■ Given data ■
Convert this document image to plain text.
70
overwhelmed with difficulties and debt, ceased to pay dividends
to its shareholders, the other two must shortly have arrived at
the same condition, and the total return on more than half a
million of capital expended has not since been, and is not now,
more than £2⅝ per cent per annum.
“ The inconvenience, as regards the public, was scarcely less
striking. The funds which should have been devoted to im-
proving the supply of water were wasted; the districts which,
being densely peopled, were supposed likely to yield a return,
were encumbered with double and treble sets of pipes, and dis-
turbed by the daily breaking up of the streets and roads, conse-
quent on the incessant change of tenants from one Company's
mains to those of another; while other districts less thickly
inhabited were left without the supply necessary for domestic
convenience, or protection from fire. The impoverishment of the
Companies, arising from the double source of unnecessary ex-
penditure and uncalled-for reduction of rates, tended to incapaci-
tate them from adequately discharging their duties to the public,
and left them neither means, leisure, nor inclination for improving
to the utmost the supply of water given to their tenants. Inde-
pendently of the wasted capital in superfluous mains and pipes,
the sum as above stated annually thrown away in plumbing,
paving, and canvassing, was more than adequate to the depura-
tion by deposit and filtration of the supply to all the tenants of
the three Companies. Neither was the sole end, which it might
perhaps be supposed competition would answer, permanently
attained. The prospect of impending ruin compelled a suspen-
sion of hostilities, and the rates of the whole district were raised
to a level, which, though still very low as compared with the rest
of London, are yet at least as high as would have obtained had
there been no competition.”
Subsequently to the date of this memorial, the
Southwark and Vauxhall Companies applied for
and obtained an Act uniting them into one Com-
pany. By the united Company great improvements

■ Set task ■
Your task is to return the full listing exactly as it was given.

■ Response ■
Convert this document image to plain text.
70
overwhelmed with difficulties and debt, ceased to pay dividends
to its shareholders, the other two must shortly have arrived at
the same condition, and the total return on more than half a
million of capital expended has not since been, and is not now,
more than £2⅝ per cent per annum.
“ The inconvenience, as regards the public, was scarcely less
striking. The funds which should have been devoted to im-
proving the supply of water were wasted; the districts which,
being densely peopled, were supposed likely to yield a return,
were encumbered with double and treble sets of pipes, and dis-
turbed by the daily breaking up of the streets and roads, conse-
quent on the incessant change of tenants from one Company's
mains to those of another; while other districts less thickly
inhabited were left without the supply necessary for domestic
convenience, or protection from fire. The impoverishment of the
Companies, arising from the double source of unnecessary ex-
penditure and uncalled-for reduction of rates, tended to incapaci-
tate them from adequately discharging their duties to the public,
and left them neither means, leisure, nor inclination for improving
to the utmost the supply of water given to their tenants. Inde-
pendently of the wasted capital in superfluous mains and pipes,
the sum as above stated annually thrown away in plumbing,
paving, and canvassing, was more than adequate to the depura-
tion by deposit and filtration of the supply to all the tenants of
the three Companies. Neither was the sole end, which it might
perhaps be supposed competition would answer, permanently
attained. The prospect of impending ruin compelled a suspen-
sion of hostilities, and the rates of the whole district were raised
to a level, which, though still very low as compared with the rest
of London, are yet at least as high as would have obtained had
there been no competition.”
Subsequently to the date of this memorial, the
Southwark and Vauxhall Companies applied for
and obtained an Act uniting them into one Com-
pany. By the united Company great improvements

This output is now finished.